**Objective**: The records below must be written out exactly, with every picture left behind.

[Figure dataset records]
^^^^

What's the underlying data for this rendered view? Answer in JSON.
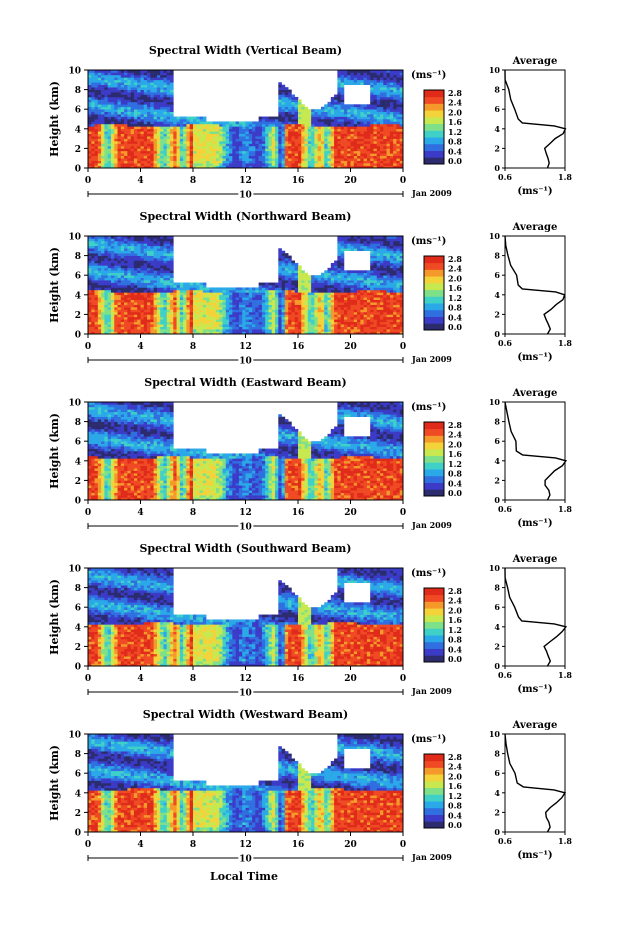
{
  "colors": {
    "colorscale": [
      "#2b2b6e",
      "#3b3bc8",
      "#2f6fe0",
      "#2aa8e8",
      "#3fd0c8",
      "#7fe08a",
      "#c8e850",
      "#f4d23a",
      "#f59a2a",
      "#ef4a23",
      "#e02a1a"
    ],
    "line": "#000000",
    "background": "#ffffff"
  },
  "shared": {
    "ylabel": "Height (km)",
    "xlabel": "Local Time",
    "date_label": "Jan 2009",
    "day_label": "10",
    "colorbar_unit": "(ms⁻¹)",
    "colorbar_ticks": [
      "2.8",
      "2.4",
      "2.0",
      "1.6",
      "1.2",
      "0.8",
      "0.4",
      "0.0"
    ],
    "average_title": "Average",
    "average_unit": "(ms⁻¹)",
    "average_xticks": [
      "0.6",
      "1.8"
    ]
  },
  "chart_data": [
    {
      "type": "heatmap",
      "title": "Spectral Width (Vertical Beam)",
      "xlabel": "Local Time",
      "ylabel": "Height (km)",
      "x_ticks": [
        "0",
        "4",
        "8",
        "12",
        "16",
        "20",
        "0"
      ],
      "y_ticks": [
        "0",
        "2",
        "4",
        "6",
        "8",
        "10"
      ],
      "xlim": [
        0,
        24
      ],
      "ylim": [
        0,
        10
      ],
      "colorbar": {
        "unit": "(ms⁻¹)",
        "range": [
          0.0,
          2.8
        ]
      },
      "profile": {
        "title": "Average",
        "xlabel": "(ms⁻¹)",
        "xlim": [
          0.6,
          1.8
        ],
        "ylim": [
          0,
          10
        ],
        "height": [
          0,
          0.5,
          1,
          1.5,
          2,
          2.5,
          3,
          3.5,
          4,
          4.3,
          4.6,
          5,
          6,
          7,
          8,
          9,
          10
        ],
        "value": [
          1.45,
          1.5,
          1.48,
          1.42,
          1.4,
          1.5,
          1.62,
          1.75,
          1.8,
          1.6,
          0.95,
          0.85,
          0.8,
          0.7,
          0.68,
          0.62,
          0.6
        ]
      }
    },
    {
      "type": "heatmap",
      "title": "Spectral Width (Northward Beam)",
      "xlabel": "Local Time",
      "ylabel": "Height (km)",
      "x_ticks": [
        "0",
        "4",
        "8",
        "12",
        "16",
        "20",
        "0"
      ],
      "y_ticks": [
        "0",
        "2",
        "4",
        "6",
        "8",
        "10"
      ],
      "xlim": [
        0,
        24
      ],
      "ylim": [
        0,
        10
      ],
      "colorbar": {
        "unit": "(ms⁻¹)",
        "range": [
          0.0,
          2.8
        ]
      },
      "profile": {
        "title": "Average",
        "xlabel": "(ms⁻¹)",
        "xlim": [
          0.6,
          1.8
        ],
        "ylim": [
          0,
          10
        ],
        "height": [
          0,
          0.5,
          1,
          1.5,
          2,
          2.5,
          3,
          3.5,
          4,
          4.3,
          4.6,
          5,
          6,
          7,
          8,
          9,
          10
        ],
        "value": [
          1.45,
          1.5,
          1.47,
          1.43,
          1.4,
          1.5,
          1.62,
          1.74,
          1.78,
          1.6,
          0.95,
          0.85,
          0.82,
          0.72,
          0.66,
          0.62,
          0.6
        ]
      }
    },
    {
      "type": "heatmap",
      "title": "Spectral Width (Eastward Beam)",
      "xlabel": "Local Time",
      "ylabel": "Height (km)",
      "x_ticks": [
        "0",
        "4",
        "8",
        "12",
        "16",
        "20",
        "0"
      ],
      "y_ticks": [
        "0",
        "2",
        "4",
        "6",
        "8",
        "10"
      ],
      "xlim": [
        0,
        24
      ],
      "ylim": [
        0,
        10
      ],
      "colorbar": {
        "unit": "(ms⁻¹)",
        "range": [
          0.0,
          2.8
        ]
      },
      "profile": {
        "title": "Average",
        "xlabel": "(ms⁻¹)",
        "xlim": [
          0.6,
          1.8
        ],
        "ylim": [
          0,
          10
        ],
        "height": [
          0,
          0.5,
          1,
          1.5,
          2,
          2.5,
          3,
          3.5,
          4,
          4.3,
          4.6,
          5,
          6,
          7,
          8,
          9,
          10
        ],
        "value": [
          1.45,
          1.48,
          1.46,
          1.42,
          1.4,
          1.5,
          1.6,
          1.74,
          1.8,
          1.62,
          0.95,
          0.84,
          0.8,
          0.72,
          0.68,
          0.64,
          0.6
        ]
      }
    },
    {
      "type": "heatmap",
      "title": "Spectral Width (Southward Beam)",
      "xlabel": "Local Time",
      "ylabel": "Height (km)",
      "x_ticks": [
        "0",
        "4",
        "8",
        "12",
        "16",
        "20",
        "0"
      ],
      "y_ticks": [
        "0",
        "2",
        "4",
        "6",
        "8",
        "10"
      ],
      "xlim": [
        0,
        24
      ],
      "ylim": [
        0,
        10
      ],
      "colorbar": {
        "unit": "(ms⁻¹)",
        "range": [
          0.0,
          2.8
        ]
      },
      "profile": {
        "title": "Average",
        "xlabel": "(ms⁻¹)",
        "xlim": [
          0.6,
          1.8
        ],
        "ylim": [
          0,
          10
        ],
        "height": [
          0,
          0.5,
          1,
          1.5,
          2,
          2.5,
          3,
          3.5,
          4,
          4.3,
          4.6,
          5,
          6,
          7,
          8,
          9,
          10
        ],
        "value": [
          1.45,
          1.5,
          1.47,
          1.42,
          1.4,
          1.5,
          1.62,
          1.74,
          1.8,
          1.6,
          0.95,
          0.86,
          0.8,
          0.7,
          0.66,
          0.62,
          0.6
        ]
      }
    },
    {
      "type": "heatmap",
      "title": "Spectral Width (Westward Beam)",
      "xlabel": "Local Time",
      "ylabel": "Height (km)",
      "x_ticks": [
        "0",
        "4",
        "8",
        "12",
        "16",
        "20",
        "0"
      ],
      "y_ticks": [
        "0",
        "2",
        "4",
        "6",
        "8",
        "10"
      ],
      "xlim": [
        0,
        24
      ],
      "ylim": [
        0,
        10
      ],
      "colorbar": {
        "unit": "(ms⁻¹)",
        "range": [
          0.0,
          2.8
        ]
      },
      "profile": {
        "title": "Average",
        "xlabel": "(ms⁻¹)",
        "xlim": [
          0.6,
          1.8
        ],
        "ylim": [
          0,
          10
        ],
        "height": [
          0,
          0.5,
          1,
          1.5,
          2,
          2.5,
          3,
          3.5,
          4,
          4.3,
          4.6,
          5,
          6,
          7,
          8,
          9,
          10
        ],
        "value": [
          1.45,
          1.5,
          1.48,
          1.43,
          1.4,
          1.52,
          1.62,
          1.75,
          1.8,
          1.6,
          0.95,
          0.84,
          0.8,
          0.7,
          0.66,
          0.62,
          0.6
        ]
      }
    }
  ]
}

^^^^

**Reply**:
What's the underlying data for this rendered view? Answer in JSON.
{
  "colors": {
    "colorscale": [
      "#2b2b6e",
      "#3b3bc8",
      "#2f6fe0",
      "#2aa8e8",
      "#3fd0c8",
      "#7fe08a",
      "#c8e850",
      "#f4d23a",
      "#f59a2a",
      "#ef4a23",
      "#e02a1a"
    ],
    "line": "#000000",
    "background": "#ffffff"
  },
  "shared": {
    "ylabel": "Height (km)",
    "xlabel": "Local Time",
    "date_label": "Jan 2009",
    "day_label": "10",
    "colorbar_unit": "(ms⁻¹)",
    "colorbar_ticks": [
      "2.8",
      "2.4",
      "2.0",
      "1.6",
      "1.2",
      "0.8",
      "0.4",
      "0.0"
    ],
    "average_title": "Average",
    "average_unit": "(ms⁻¹)",
    "average_xticks": [
      "0.6",
      "1.8"
    ]
  },
  "chart_data": [
    {
      "type": "heatmap",
      "title": "Spectral Width (Vertical Beam)",
      "xlabel": "Local Time",
      "ylabel": "Height (km)",
      "x_ticks": [
        "0",
        "4",
        "8",
        "12",
        "16",
        "20",
        "0"
      ],
      "y_ticks": [
        "0",
        "2",
        "4",
        "6",
        "8",
        "10"
      ],
      "xlim": [
        0,
        24
      ],
      "ylim": [
        0,
        10
      ],
      "colorbar": {
        "unit": "(ms⁻¹)",
        "range": [
          0.0,
          2.8
        ]
      },
      "profile": {
        "title": "Average",
        "xlabel": "(ms⁻¹)",
        "xlim": [
          0.6,
          1.8
        ],
        "ylim": [
          0,
          10
        ],
        "height": [
          0,
          0.5,
          1,
          1.5,
          2,
          2.5,
          3,
          3.5,
          4,
          4.3,
          4.6,
          5,
          6,
          7,
          8,
          9,
          10
        ],
        "value": [
          1.45,
          1.5,
          1.48,
          1.42,
          1.4,
          1.5,
          1.62,
          1.75,
          1.8,
          1.6,
          0.95,
          0.85,
          0.8,
          0.7,
          0.68,
          0.62,
          0.6
        ]
      }
    },
    {
      "type": "heatmap",
      "title": "Spectral Width (Northward Beam)",
      "xlabel": "Local Time",
      "ylabel": "Height (km)",
      "x_ticks": [
        "0",
        "4",
        "8",
        "12",
        "16",
        "20",
        "0"
      ],
      "y_ticks": [
        "0",
        "2",
        "4",
        "6",
        "8",
        "10"
      ],
      "xlim": [
        0,
        24
      ],
      "ylim": [
        0,
        10
      ],
      "colorbar": {
        "unit": "(ms⁻¹)",
        "range": [
          0.0,
          2.8
        ]
      },
      "profile": {
        "title": "Average",
        "xlabel": "(ms⁻¹)",
        "xlim": [
          0.6,
          1.8
        ],
        "ylim": [
          0,
          10
        ],
        "height": [
          0,
          0.5,
          1,
          1.5,
          2,
          2.5,
          3,
          3.5,
          4,
          4.3,
          4.6,
          5,
          6,
          7,
          8,
          9,
          10
        ],
        "value": [
          1.45,
          1.5,
          1.47,
          1.43,
          1.4,
          1.5,
          1.62,
          1.74,
          1.78,
          1.6,
          0.95,
          0.85,
          0.82,
          0.72,
          0.66,
          0.62,
          0.6
        ]
      }
    },
    {
      "type": "heatmap",
      "title": "Spectral Width (Eastward Beam)",
      "xlabel": "Local Time",
      "ylabel": "Height (km)",
      "x_ticks": [
        "0",
        "4",
        "8",
        "12",
        "16",
        "20",
        "0"
      ],
      "y_ticks": [
        "0",
        "2",
        "4",
        "6",
        "8",
        "10"
      ],
      "xlim": [
        0,
        24
      ],
      "ylim": [
        0,
        10
      ],
      "colorbar": {
        "unit": "(ms⁻¹)",
        "range": [
          0.0,
          2.8
        ]
      },
      "profile": {
        "title": "Average",
        "xlabel": "(ms⁻¹)",
        "xlim": [
          0.6,
          1.8
        ],
        "ylim": [
          0,
          10
        ],
        "height": [
          0,
          0.5,
          1,
          1.5,
          2,
          2.5,
          3,
          3.5,
          4,
          4.3,
          4.6,
          5,
          6,
          7,
          8,
          9,
          10
        ],
        "value": [
          1.45,
          1.48,
          1.46,
          1.42,
          1.4,
          1.5,
          1.6,
          1.74,
          1.8,
          1.62,
          0.95,
          0.84,
          0.8,
          0.72,
          0.68,
          0.64,
          0.6
        ]
      }
    },
    {
      "type": "heatmap",
      "title": "Spectral Width (Southward Beam)",
      "xlabel": "Local Time",
      "ylabel": "Height (km)",
      "x_ticks": [
        "0",
        "4",
        "8",
        "12",
        "16",
        "20",
        "0"
      ],
      "y_ticks": [
        "0",
        "2",
        "4",
        "6",
        "8",
        "10"
      ],
      "xlim": [
        0,
        24
      ],
      "ylim": [
        0,
        10
      ],
      "colorbar": {
        "unit": "(ms⁻¹)",
        "range": [
          0.0,
          2.8
        ]
      },
      "profile": {
        "title": "Average",
        "xlabel": "(ms⁻¹)",
        "xlim": [
          0.6,
          1.8
        ],
        "ylim": [
          0,
          10
        ],
        "height": [
          0,
          0.5,
          1,
          1.5,
          2,
          2.5,
          3,
          3.5,
          4,
          4.3,
          4.6,
          5,
          6,
          7,
          8,
          9,
          10
        ],
        "value": [
          1.45,
          1.5,
          1.47,
          1.42,
          1.4,
          1.5,
          1.62,
          1.74,
          1.8,
          1.6,
          0.95,
          0.86,
          0.8,
          0.7,
          0.66,
          0.62,
          0.6
        ]
      }
    },
    {
      "type": "heatmap",
      "title": "Spectral Width (Westward Beam)",
      "xlabel": "Local Time",
      "ylabel": "Height (km)",
      "x_ticks": [
        "0",
        "4",
        "8",
        "12",
        "16",
        "20",
        "0"
      ],
      "y_ticks": [
        "0",
        "2",
        "4",
        "6",
        "8",
        "10"
      ],
      "xlim": [
        0,
        24
      ],
      "ylim": [
        0,
        10
      ],
      "colorbar": {
        "unit": "(ms⁻¹)",
        "range": [
          0.0,
          2.8
        ]
      },
      "profile": {
        "title": "Average",
        "xlabel": "(ms⁻¹)",
        "xlim": [
          0.6,
          1.8
        ],
        "ylim": [
          0,
          10
        ],
        "height": [
          0,
          0.5,
          1,
          1.5,
          2,
          2.5,
          3,
          3.5,
          4,
          4.3,
          4.6,
          5,
          6,
          7,
          8,
          9,
          10
        ],
        "value": [
          1.45,
          1.5,
          1.48,
          1.43,
          1.4,
          1.52,
          1.62,
          1.75,
          1.8,
          1.6,
          0.95,
          0.84,
          0.8,
          0.7,
          0.66,
          0.62,
          0.6
        ]
      }
    }
  ]
}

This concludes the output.